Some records

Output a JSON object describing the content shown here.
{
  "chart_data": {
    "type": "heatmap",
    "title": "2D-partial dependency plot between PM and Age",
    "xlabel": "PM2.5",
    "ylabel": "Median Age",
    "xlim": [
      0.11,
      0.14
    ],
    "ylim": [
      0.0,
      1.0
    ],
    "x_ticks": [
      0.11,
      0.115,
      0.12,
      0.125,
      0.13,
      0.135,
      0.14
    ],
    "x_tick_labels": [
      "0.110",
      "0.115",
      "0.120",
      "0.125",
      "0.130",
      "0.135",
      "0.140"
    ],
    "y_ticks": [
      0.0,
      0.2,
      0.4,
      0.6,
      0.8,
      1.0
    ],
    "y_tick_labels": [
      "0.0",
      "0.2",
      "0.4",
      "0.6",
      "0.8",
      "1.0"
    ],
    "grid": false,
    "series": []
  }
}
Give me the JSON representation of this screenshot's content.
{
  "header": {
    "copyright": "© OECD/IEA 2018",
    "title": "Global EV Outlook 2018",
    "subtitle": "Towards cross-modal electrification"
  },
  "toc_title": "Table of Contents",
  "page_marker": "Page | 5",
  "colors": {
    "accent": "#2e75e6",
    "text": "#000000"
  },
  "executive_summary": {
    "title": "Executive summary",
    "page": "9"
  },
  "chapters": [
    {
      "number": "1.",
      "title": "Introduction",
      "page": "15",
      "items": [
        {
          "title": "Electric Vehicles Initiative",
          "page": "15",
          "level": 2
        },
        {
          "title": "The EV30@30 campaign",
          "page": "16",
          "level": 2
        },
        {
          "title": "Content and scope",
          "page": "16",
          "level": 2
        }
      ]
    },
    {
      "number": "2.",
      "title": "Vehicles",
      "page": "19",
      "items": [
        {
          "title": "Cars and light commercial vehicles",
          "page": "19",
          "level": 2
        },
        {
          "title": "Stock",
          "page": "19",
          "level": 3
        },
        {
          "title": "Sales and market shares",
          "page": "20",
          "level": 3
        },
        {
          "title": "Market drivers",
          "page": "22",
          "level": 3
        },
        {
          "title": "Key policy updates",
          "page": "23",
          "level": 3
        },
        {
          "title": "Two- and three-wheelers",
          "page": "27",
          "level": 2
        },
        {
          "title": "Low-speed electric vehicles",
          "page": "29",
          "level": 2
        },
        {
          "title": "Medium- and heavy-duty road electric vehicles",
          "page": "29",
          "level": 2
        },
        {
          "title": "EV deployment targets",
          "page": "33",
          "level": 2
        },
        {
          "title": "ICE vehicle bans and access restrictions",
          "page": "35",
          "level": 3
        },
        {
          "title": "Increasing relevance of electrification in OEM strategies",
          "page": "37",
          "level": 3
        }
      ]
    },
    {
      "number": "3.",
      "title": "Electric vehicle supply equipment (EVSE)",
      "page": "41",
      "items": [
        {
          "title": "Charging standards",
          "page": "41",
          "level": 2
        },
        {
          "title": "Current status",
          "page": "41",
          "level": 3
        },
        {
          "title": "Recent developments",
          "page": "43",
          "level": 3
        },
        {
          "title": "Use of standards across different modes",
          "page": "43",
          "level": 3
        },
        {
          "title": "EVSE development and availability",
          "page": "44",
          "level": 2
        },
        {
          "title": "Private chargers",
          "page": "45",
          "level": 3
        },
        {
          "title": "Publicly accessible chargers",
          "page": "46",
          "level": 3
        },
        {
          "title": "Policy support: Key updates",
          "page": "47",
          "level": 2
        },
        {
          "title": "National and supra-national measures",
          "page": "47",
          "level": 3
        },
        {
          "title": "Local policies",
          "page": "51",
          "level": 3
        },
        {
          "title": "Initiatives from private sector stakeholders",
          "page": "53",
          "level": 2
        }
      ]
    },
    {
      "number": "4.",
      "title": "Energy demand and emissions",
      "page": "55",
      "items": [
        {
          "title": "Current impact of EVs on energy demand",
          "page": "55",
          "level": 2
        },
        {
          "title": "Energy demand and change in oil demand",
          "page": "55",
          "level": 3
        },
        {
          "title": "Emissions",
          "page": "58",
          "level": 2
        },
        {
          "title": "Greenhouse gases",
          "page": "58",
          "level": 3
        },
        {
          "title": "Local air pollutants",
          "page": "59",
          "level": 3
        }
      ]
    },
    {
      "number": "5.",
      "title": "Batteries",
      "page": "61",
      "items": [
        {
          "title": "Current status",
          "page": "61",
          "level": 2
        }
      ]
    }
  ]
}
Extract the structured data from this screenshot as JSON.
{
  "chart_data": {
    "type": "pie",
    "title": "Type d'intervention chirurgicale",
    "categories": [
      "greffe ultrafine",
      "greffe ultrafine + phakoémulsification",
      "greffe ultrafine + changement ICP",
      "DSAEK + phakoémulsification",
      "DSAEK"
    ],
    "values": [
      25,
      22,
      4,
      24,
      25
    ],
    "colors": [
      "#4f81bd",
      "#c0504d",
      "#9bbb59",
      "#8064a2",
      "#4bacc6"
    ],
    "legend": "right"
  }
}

# TASK BRIEF:
Search the data for the string "EVSE". List each line that has it.

# SOLUTION TO THIS TASK:
      "title": "Electric vehicle supply equipment (EVSE)",
          "title": "EVSE development and availability",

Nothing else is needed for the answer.